[WHAT TO DO]: Locate each line below that includes "title" and reproduce it.

———

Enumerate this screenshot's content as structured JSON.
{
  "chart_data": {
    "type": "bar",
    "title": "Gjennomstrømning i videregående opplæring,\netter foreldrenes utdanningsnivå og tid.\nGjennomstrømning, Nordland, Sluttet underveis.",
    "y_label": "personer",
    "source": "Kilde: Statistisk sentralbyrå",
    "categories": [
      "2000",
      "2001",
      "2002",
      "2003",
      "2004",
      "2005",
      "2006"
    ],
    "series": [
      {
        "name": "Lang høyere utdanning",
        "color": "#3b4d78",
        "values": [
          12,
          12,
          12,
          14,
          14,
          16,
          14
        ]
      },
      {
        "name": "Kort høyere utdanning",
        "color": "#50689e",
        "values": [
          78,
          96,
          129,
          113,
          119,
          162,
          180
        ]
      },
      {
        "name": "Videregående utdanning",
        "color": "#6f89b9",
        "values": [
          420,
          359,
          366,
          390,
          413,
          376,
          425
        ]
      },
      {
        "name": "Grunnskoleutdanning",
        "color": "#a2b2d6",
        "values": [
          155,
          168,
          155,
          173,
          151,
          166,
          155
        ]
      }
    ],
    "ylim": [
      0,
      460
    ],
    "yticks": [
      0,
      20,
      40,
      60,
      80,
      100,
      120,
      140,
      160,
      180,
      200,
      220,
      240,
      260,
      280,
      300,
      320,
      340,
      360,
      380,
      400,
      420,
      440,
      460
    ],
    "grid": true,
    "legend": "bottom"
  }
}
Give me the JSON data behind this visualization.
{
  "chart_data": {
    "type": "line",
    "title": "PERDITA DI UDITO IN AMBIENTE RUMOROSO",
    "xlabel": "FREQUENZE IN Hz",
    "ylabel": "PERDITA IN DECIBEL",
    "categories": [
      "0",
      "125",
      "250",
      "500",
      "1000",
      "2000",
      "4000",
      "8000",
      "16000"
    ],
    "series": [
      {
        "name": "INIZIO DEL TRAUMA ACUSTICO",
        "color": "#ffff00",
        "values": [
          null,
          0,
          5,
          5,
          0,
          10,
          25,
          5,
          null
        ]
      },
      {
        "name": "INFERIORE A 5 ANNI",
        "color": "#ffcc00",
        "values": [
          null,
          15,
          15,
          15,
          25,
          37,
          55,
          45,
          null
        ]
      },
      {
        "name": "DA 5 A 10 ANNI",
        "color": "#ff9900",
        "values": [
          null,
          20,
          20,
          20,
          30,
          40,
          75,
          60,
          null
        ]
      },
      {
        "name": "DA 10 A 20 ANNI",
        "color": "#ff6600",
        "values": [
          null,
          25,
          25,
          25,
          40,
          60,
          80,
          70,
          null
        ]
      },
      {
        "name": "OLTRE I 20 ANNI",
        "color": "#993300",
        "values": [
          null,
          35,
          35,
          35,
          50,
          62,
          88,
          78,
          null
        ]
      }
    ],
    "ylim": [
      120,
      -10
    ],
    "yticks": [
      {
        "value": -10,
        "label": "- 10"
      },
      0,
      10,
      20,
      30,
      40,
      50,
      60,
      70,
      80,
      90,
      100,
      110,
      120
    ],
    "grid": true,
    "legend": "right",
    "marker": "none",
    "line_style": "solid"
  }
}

———

[WRITTEN SOLUTION]:
    "title": "Gjennomstrømning i videregående opplæring,\netter foreldrenes utdanningsnivå og tid.\nGjennomstrømning, Nordland, Sluttet underveis.",
    "title": "PERDITA DI UDITO IN AMBIENTE RUMOROSO",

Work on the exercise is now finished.